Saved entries
****

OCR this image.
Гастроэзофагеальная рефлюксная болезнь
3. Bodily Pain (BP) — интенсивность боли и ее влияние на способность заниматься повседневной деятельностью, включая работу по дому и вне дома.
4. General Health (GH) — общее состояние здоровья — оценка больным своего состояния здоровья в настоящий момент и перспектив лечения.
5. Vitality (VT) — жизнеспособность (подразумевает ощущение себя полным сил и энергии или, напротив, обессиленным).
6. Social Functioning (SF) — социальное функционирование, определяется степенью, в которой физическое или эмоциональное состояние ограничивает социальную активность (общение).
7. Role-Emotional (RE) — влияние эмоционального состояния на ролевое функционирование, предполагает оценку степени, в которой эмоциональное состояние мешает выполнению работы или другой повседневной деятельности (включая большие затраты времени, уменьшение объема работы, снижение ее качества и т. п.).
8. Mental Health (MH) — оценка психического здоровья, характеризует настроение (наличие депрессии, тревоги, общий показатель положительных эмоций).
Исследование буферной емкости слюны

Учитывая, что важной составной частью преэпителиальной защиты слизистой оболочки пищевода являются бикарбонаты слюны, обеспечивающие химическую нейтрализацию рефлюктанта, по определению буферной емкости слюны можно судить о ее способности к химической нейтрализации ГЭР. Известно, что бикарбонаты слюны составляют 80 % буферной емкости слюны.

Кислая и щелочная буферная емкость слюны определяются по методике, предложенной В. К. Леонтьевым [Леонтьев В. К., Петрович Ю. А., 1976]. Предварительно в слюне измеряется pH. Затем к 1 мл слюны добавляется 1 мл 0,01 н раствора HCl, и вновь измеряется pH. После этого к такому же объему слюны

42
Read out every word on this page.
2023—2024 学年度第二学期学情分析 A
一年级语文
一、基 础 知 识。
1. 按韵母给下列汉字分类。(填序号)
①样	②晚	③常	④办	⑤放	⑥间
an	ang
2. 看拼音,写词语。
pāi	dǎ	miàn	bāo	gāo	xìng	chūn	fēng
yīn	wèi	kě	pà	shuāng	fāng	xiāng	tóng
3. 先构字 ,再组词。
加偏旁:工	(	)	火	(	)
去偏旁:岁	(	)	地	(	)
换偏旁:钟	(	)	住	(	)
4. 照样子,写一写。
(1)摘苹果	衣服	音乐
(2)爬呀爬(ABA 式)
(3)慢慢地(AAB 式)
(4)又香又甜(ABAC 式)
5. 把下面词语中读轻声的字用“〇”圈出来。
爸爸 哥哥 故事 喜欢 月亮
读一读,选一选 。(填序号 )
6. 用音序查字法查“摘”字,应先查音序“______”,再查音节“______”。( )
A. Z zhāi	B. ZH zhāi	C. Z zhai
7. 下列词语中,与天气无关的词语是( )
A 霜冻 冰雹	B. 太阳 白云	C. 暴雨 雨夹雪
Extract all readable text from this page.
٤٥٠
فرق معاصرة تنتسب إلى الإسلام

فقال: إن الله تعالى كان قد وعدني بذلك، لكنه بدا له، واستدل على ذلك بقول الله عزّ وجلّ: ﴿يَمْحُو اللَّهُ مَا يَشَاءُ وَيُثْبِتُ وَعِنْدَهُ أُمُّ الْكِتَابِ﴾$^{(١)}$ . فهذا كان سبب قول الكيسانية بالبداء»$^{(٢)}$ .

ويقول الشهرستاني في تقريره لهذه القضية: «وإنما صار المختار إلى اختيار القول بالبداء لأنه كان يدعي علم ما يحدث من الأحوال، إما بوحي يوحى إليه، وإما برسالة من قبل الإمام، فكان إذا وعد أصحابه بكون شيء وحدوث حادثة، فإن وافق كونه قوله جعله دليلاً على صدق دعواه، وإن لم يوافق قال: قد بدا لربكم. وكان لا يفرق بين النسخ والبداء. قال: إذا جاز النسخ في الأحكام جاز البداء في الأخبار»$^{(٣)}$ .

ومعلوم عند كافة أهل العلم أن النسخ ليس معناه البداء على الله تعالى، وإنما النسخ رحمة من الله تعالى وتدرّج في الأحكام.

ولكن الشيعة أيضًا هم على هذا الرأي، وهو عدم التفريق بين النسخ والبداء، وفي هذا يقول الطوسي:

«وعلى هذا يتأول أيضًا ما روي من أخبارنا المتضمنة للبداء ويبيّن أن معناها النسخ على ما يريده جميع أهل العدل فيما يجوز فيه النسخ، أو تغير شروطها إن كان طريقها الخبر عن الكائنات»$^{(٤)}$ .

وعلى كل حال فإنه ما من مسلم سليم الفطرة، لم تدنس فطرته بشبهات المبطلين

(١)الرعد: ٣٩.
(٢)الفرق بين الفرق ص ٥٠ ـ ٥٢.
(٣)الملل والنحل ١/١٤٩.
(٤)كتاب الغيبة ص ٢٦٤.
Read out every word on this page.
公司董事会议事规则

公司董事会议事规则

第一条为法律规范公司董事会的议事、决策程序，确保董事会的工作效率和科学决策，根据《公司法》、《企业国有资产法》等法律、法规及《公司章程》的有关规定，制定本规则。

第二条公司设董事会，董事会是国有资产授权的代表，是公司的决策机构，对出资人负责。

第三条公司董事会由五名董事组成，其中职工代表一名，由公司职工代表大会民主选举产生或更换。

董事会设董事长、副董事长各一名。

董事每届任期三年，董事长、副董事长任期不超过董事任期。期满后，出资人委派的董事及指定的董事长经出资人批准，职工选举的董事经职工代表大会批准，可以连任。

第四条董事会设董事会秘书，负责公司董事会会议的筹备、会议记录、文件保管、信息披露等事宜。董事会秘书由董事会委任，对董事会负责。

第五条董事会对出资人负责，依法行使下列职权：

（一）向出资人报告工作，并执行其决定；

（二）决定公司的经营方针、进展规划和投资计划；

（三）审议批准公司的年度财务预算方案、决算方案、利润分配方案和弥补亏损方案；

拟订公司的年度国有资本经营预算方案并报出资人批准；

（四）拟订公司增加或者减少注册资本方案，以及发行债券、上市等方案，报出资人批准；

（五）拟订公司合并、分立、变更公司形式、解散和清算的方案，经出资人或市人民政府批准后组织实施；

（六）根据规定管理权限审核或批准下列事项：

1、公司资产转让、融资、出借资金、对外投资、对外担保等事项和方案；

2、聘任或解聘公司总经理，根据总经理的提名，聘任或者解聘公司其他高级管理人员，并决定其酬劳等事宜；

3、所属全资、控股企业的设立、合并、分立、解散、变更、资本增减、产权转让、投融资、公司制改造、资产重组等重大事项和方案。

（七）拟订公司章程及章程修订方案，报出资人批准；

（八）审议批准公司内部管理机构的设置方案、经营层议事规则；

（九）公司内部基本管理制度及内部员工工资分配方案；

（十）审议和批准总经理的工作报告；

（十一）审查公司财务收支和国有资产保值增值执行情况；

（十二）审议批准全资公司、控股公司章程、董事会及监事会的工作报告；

****

EXERCISE> Copy all lines of the listing above that contain the string "تعالى".

EXPECTED ANSWER>
فقال: إن الله تعالى كان قد وعدني بذلك، لكنه بدا له، واستدل على ذلك بقول الله عزّ وجلّ: ﴿يَمْحُو اللَّهُ مَا يَشَاءُ وَيُثْبِتُ وَعِنْدَهُ أُمُّ الْكِتَابِ﴾$^{(١)}$ . فهذا كان سبب قول الكيسانية بالبداء»$^{(٢)}$ .
ومعلوم عند كافة أهل العلم أن النسخ ليس معناه البداء على الله تعالى، وإنما النسخ رحمة من الله تعالى وتدرّج في الأحكام.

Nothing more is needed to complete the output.